• **Te lezen tekst**
Pythagoras was een Griekse filosoof en in mindere mate ook een wiskundige. Hij werd in de tweede helft van de zesde eeuw voor Christus geboren op het eiland Samos, dat voor de kust van Klein-Azië in de Egeïsche Zee ligt. Hij kreeg een zeer goede opvoeding en en opleiding en kreeg lessen over filosofie, lierspel en poëzie. Als jongeman verliet hij Samos om te ontsnappen aan het tirannieke bewind van Polycrates. Pythagoras was volgens de oude bronnen de eerste die zichzelf filosoof noemde en werd door sommigen als één van de Zeven Wijzen beschouwd. Vandaag de dag kent iedereen deze Griekse filosoof door een wiskundige stelling die zijn naam draagt: de stelling van Pythagoras.

• **Fragment uit dataset**
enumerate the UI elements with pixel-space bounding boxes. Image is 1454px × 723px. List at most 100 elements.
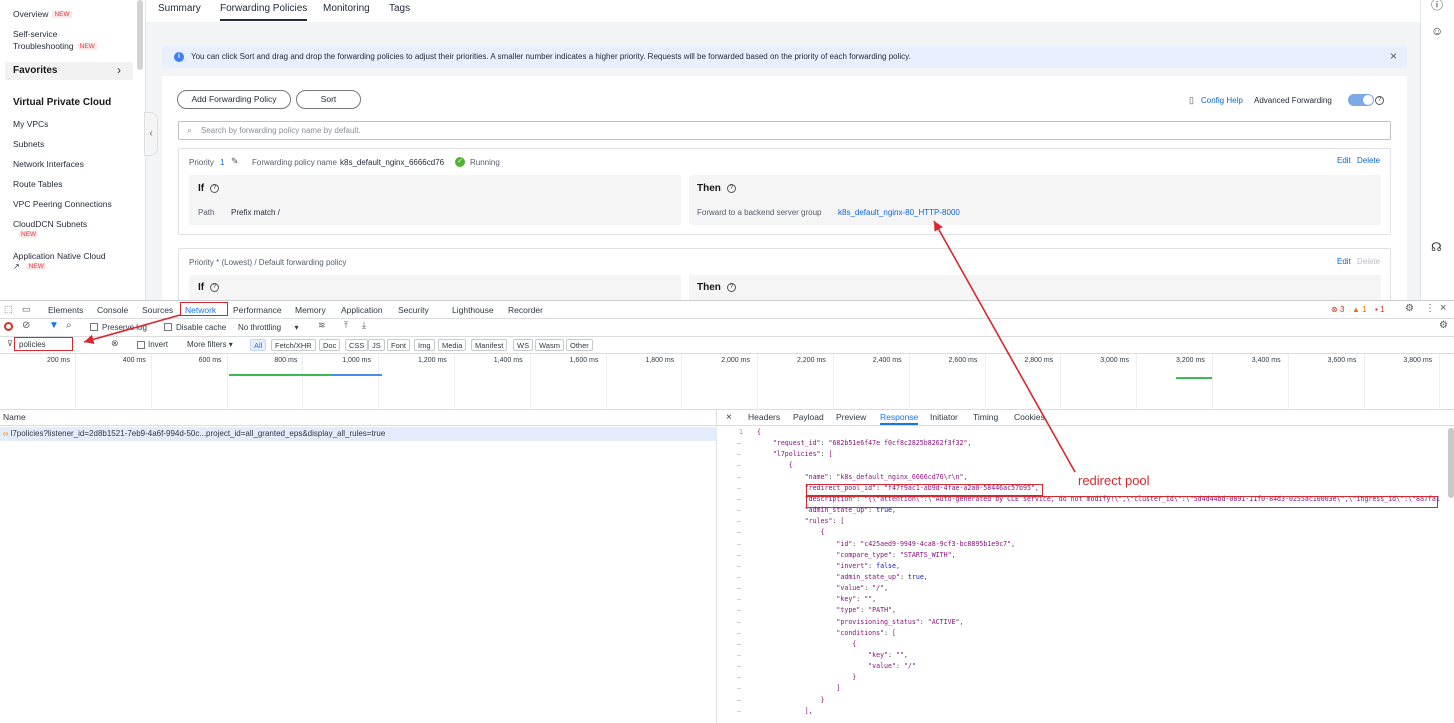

• **Opdrachten**
- A) Beantwoord de volgende vragen aan de hand van de tekst over Pythagoras:
(i) Op welk eiland werd Pythagoras geboren?
(ii) Aan wiens bewind wilde hij als jongeman ontsnappen?
(iii) Tot welke groep werd hij volgens sommigen gerekend?
- B) Schrijf uit de tekst over Pythagoras de passage over die begint bij de woorden "Pythagoras was een" en eindigt na de woorden "stelling van Pythagoras.".

• **Antwoorden**
- A)
(i) Samos
(ii) Polycrates
(iii) De Zeven Wijzen

- B)
Pythagoras was een Griekse filosoof en in mindere mate ook een wiskundige. Hij werd in de tweede helft van de zesde eeuw voor Christus geboren op het eiland Samos, dat voor de kust van Klein-Azië in de Egeïsche Zee ligt. Hij kreeg een zeer goede opvoeding en en opleiding en kreeg lessen over filosofie, lierspel en poëzie. Als jongeman verliet hij Samos om te ontsnappen aan het tirannieke bewind van Polycrates. Pythagoras was volgens de oude bronnen de eerste die zichzelf filosoof noemde en werd door sommigen als één van de Zeven Wijzen beschouwd. Vandaag de dag kent iedereen deze Griekse filosoof door een wiskundige stelling die zijn naam draagt: de stelling van Pythagoras.